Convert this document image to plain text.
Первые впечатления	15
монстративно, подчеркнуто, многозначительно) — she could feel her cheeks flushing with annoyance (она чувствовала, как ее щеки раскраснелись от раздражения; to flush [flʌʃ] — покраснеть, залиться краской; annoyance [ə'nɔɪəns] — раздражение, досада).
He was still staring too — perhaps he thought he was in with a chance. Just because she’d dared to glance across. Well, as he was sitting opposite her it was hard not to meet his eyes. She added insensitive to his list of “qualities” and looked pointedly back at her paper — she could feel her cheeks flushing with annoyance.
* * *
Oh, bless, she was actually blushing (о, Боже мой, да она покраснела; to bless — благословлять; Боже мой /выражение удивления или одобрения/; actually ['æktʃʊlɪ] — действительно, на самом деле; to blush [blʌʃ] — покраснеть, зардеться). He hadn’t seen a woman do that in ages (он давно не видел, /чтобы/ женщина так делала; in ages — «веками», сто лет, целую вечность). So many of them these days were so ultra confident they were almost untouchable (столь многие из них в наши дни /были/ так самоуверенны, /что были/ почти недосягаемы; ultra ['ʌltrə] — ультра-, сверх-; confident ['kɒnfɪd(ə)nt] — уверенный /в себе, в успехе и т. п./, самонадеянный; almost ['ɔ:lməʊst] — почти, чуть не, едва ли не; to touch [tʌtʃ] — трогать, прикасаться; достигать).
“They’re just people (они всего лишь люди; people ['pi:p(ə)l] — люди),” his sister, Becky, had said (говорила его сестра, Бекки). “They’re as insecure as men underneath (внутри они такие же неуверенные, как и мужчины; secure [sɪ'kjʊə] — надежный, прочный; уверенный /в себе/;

======

→ WORK REQUIRED: How many lines of the listing above include the word "feel"? State the number and nothing else.

→ EXERCISE RESULT: 2